▶ JOB
Using the material below, work out how many lines contain the word "document". Reply with the number and nothing more.

▶ RECORD EXTRACTS
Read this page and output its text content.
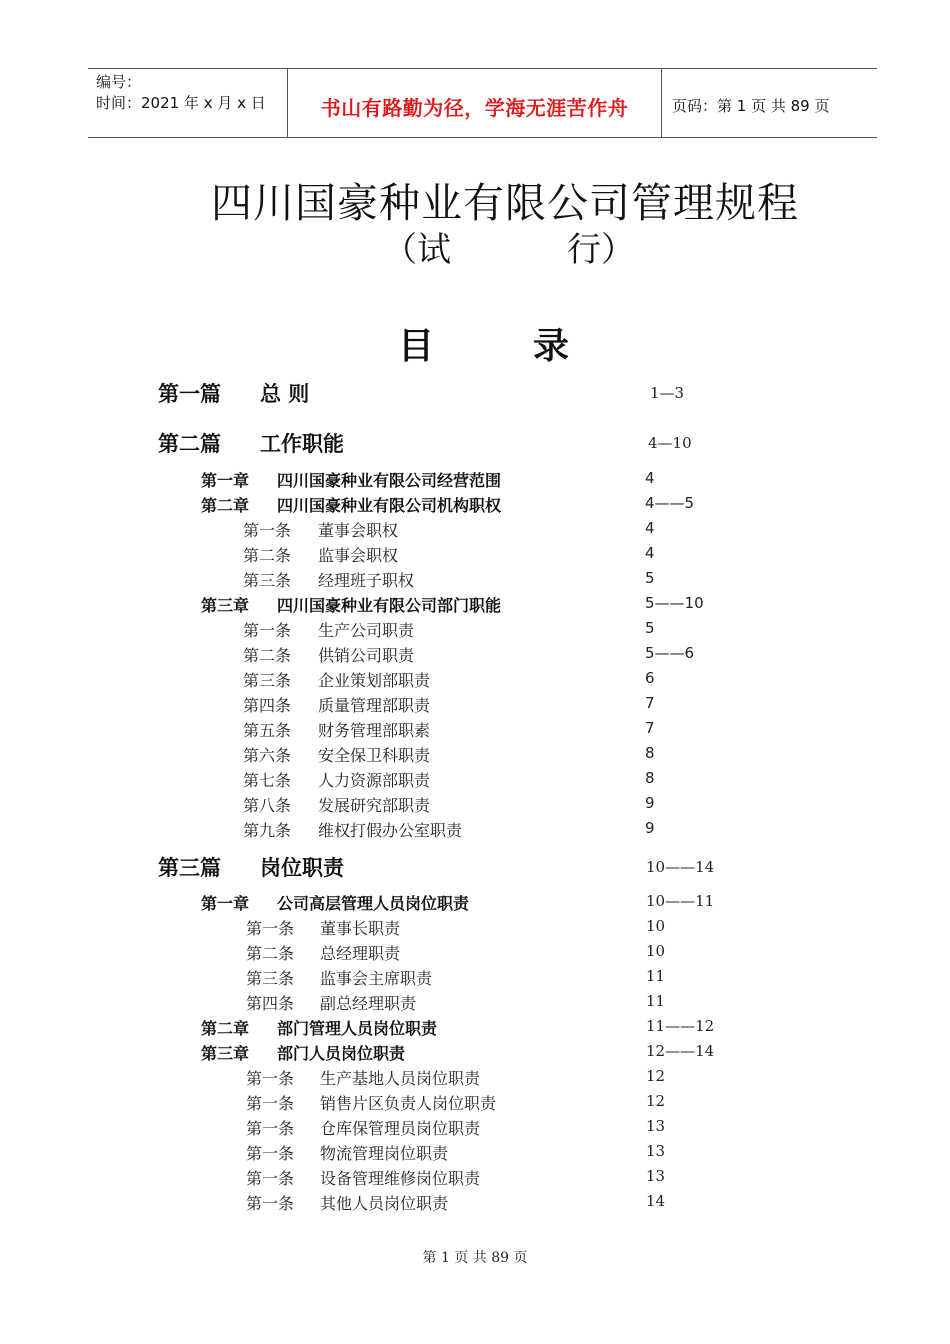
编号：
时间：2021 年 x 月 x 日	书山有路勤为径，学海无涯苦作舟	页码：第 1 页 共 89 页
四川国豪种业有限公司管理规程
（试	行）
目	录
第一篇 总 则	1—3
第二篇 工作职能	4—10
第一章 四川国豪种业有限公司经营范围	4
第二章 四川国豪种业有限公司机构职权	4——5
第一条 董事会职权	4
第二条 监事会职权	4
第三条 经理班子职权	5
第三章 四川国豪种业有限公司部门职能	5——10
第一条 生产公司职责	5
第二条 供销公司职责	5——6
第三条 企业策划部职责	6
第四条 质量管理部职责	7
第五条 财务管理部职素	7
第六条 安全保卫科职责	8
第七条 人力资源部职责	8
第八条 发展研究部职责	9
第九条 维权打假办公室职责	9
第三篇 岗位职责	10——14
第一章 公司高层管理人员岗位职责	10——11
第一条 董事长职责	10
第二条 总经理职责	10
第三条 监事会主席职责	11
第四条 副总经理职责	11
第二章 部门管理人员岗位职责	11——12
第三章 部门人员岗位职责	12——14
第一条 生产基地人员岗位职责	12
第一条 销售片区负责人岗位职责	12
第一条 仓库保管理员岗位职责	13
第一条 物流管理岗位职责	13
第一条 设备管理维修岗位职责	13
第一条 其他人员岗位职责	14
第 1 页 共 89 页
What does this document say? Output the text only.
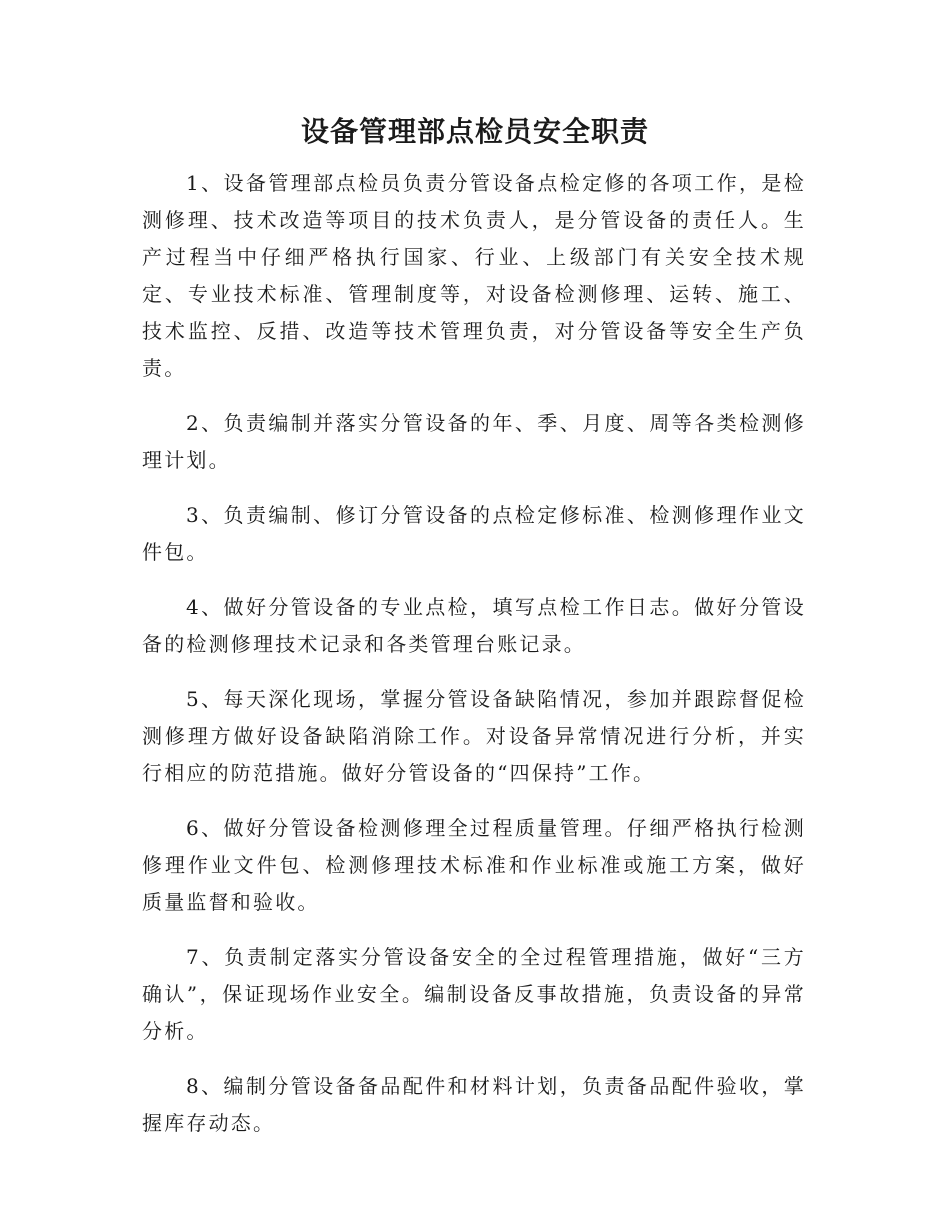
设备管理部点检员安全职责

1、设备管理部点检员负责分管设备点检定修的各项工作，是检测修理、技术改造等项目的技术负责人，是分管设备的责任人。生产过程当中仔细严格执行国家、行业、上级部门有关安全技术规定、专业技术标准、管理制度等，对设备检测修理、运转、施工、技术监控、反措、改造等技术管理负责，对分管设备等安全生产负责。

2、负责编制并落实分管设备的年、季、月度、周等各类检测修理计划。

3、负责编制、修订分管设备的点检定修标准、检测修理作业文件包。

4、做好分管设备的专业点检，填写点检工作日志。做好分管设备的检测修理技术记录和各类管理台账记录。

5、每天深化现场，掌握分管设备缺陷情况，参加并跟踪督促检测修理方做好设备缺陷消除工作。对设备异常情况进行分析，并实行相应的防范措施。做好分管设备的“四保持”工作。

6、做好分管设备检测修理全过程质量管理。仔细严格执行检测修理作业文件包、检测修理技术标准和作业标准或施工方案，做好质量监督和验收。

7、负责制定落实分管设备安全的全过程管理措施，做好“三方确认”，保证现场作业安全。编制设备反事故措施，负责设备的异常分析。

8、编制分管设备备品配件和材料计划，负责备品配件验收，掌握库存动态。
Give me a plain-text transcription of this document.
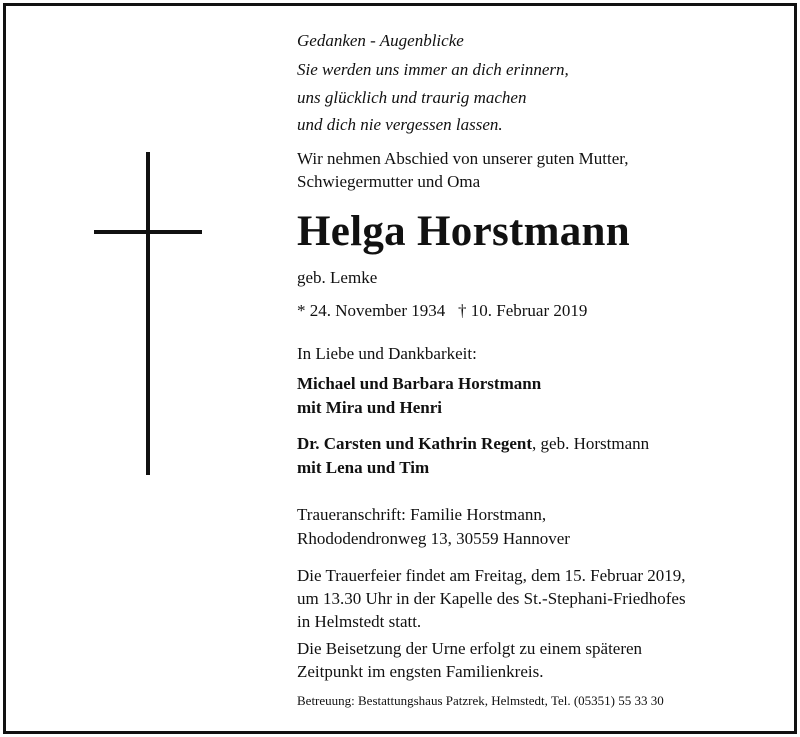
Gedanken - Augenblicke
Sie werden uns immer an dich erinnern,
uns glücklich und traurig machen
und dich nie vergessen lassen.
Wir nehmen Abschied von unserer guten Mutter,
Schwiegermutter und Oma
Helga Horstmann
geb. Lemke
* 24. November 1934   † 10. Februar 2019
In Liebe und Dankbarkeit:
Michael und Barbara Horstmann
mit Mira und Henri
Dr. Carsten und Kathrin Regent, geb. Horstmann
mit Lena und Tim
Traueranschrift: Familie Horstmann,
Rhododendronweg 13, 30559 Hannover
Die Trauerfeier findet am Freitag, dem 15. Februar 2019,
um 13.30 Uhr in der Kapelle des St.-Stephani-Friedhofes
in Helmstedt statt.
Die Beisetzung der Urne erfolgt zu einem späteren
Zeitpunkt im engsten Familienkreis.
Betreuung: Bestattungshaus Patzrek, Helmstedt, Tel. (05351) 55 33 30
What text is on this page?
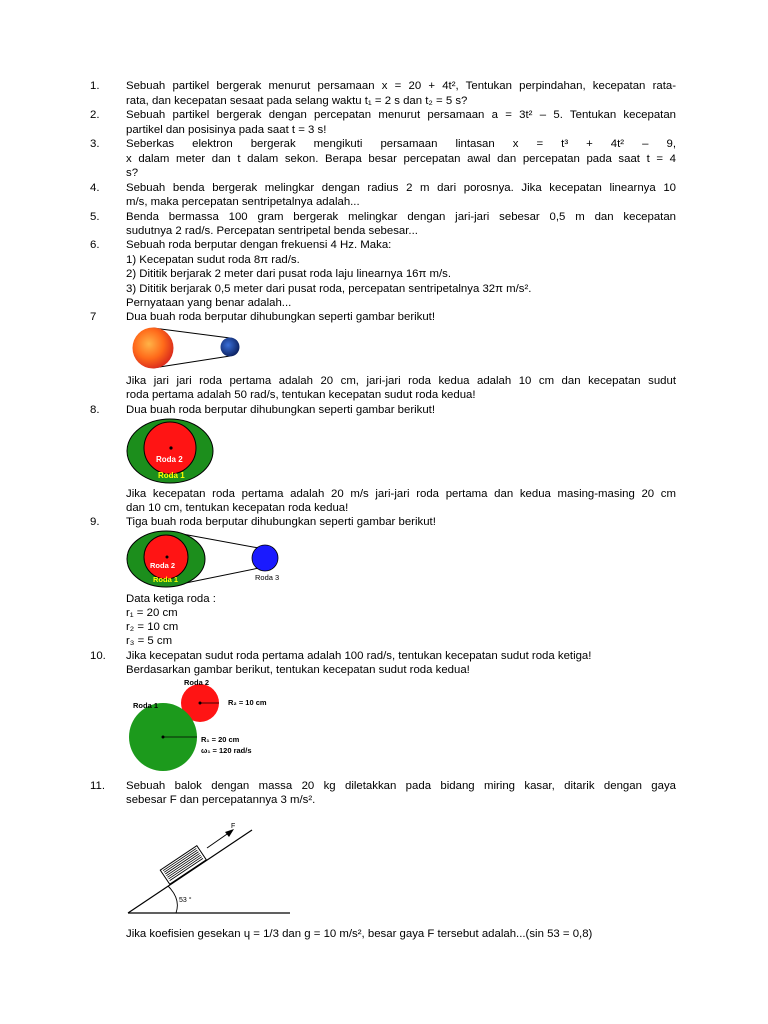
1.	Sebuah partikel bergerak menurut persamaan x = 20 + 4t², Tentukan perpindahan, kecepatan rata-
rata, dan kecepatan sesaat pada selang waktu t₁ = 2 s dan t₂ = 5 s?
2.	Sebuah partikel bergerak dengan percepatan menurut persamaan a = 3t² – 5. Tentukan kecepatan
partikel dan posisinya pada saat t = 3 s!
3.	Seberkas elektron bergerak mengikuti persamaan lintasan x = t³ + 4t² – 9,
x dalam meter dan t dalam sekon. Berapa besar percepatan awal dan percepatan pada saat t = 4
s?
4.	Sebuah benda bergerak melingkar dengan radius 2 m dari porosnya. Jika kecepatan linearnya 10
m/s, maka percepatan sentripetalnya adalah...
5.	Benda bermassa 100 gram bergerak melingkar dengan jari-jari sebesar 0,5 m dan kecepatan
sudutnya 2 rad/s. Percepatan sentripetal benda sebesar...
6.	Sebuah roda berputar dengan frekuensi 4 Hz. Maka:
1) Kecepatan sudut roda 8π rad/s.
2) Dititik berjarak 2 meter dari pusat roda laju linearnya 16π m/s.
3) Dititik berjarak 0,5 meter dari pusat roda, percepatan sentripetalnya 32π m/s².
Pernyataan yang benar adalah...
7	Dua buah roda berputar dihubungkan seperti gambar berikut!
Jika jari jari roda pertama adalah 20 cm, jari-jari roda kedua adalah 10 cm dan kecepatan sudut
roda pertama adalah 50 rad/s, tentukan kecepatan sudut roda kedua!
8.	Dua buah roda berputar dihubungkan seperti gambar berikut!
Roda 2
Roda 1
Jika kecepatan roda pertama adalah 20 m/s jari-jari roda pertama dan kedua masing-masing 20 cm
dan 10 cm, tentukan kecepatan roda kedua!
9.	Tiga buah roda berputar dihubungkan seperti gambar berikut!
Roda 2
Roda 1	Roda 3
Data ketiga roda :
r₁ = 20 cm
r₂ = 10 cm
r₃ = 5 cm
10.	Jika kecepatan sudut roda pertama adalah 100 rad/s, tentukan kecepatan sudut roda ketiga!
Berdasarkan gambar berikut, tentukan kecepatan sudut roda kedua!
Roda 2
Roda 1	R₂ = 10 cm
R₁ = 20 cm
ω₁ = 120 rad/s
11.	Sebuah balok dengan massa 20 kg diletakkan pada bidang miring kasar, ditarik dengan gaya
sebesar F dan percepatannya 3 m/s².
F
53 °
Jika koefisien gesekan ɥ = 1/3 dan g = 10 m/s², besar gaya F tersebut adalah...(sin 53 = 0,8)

▶ TASK RESPONSE
2